**What you will do:** Reproduce every line of the listing as written, apart from the pictures.
---+---
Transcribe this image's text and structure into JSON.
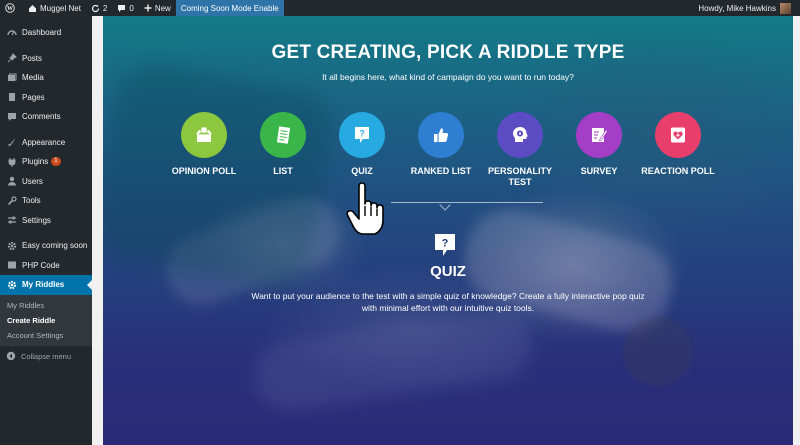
{
  "adminbar": {
    "site_name": "Muggel Net",
    "updates_count": "2",
    "comments_count": "0",
    "new_label": "New",
    "coming_soon_label": "Coming Soon Mode Enable",
    "howdy": "Howdy, Mike Hawkins"
  },
  "sidebar": {
    "dashboard": "Dashboard",
    "posts": "Posts",
    "media": "Media",
    "pages": "Pages",
    "comments": "Comments",
    "appearance": "Appearance",
    "plugins": "Plugins",
    "plugins_badge": "1",
    "users": "Users",
    "tools": "Tools",
    "settings": "Settings",
    "easy_coming_soon": "Easy coming soon",
    "php_code": "PHP Code",
    "my_riddles": "My Riddles",
    "sub_my_riddles": "My Riddles",
    "sub_create_riddle": "Create Riddle",
    "sub_account_settings": "Account Settings",
    "collapse": "Collapse menu"
  },
  "main": {
    "headline": "GET CREATING, PICK A RIDDLE TYPE",
    "subline": "It all begins here, what kind of campaign do you want to run today?",
    "types": [
      {
        "label": "OPINION POLL",
        "color": "#8dc63f",
        "icon": "ballot-box-icon"
      },
      {
        "label": "LIST",
        "color": "#39b54a",
        "icon": "list-icon"
      },
      {
        "label": "QUIZ",
        "color": "#27aae1",
        "icon": "question-icon"
      },
      {
        "label": "RANKED LIST",
        "color": "#2e7fd1",
        "icon": "thumbs-up-icon"
      },
      {
        "label": "PERSONALITY TEST",
        "color": "#5b4cc4",
        "icon": "head-brain-icon"
      },
      {
        "label": "SURVEY",
        "color": "#a43ec6",
        "icon": "survey-pencil-icon"
      },
      {
        "label": "REACTION POLL",
        "color": "#e83e6c",
        "icon": "heart-plus-icon"
      }
    ],
    "selected": {
      "title": "QUIZ",
      "description": "Want to put your audience to the test with a simple quiz of knowledge? Create a fully interactive pop quiz with minimal effort with our intuitive quiz tools."
    }
  }
}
---+---
**Final result:**
Transcribe this image's text and structure into JSON.
{
  "adminbar": {
    "site_name": "Muggel Net",
    "updates_count": "2",
    "comments_count": "0",
    "new_label": "New",
    "coming_soon_label": "Coming Soon Mode Enable",
    "howdy": "Howdy, Mike Hawkins"
  },
  "sidebar": {
    "dashboard": "Dashboard",
    "posts": "Posts",
    "media": "Media",
    "pages": "Pages",
    "comments": "Comments",
    "appearance": "Appearance",
    "plugins": "Plugins",
    "plugins_badge": "1",
    "users": "Users",
    "tools": "Tools",
    "settings": "Settings",
    "easy_coming_soon": "Easy coming soon",
    "php_code": "PHP Code",
    "my_riddles": "My Riddles",
    "sub_my_riddles": "My Riddles",
    "sub_create_riddle": "Create Riddle",
    "sub_account_settings": "Account Settings",
    "collapse": "Collapse menu"
  },
  "main": {
    "headline": "GET CREATING, PICK A RIDDLE TYPE",
    "subline": "It all begins here, what kind of campaign do you want to run today?",
    "types": [
      {
        "label": "OPINION POLL",
        "color": "#8dc63f",
        "icon": "ballot-box-icon"
      },
      {
        "label": "LIST",
        "color": "#39b54a",
        "icon": "list-icon"
      },
      {
        "label": "QUIZ",
        "color": "#27aae1",
        "icon": "question-icon"
      },
      {
        "label": "RANKED LIST",
        "color": "#2e7fd1",
        "icon": "thumbs-up-icon"
      },
      {
        "label": "PERSONALITY TEST",
        "color": "#5b4cc4",
        "icon": "head-brain-icon"
      },
      {
        "label": "SURVEY",
        "color": "#a43ec6",
        "icon": "survey-pencil-icon"
      },
      {
        "label": "REACTION POLL",
        "color": "#e83e6c",
        "icon": "heart-plus-icon"
      }
    ],
    "selected": {
      "title": "QUIZ",
      "description": "Want to put your audience to the test with a simple quiz of knowledge? Create a fully interactive pop quiz with minimal effort with our intuitive quiz tools."
    }
  }
}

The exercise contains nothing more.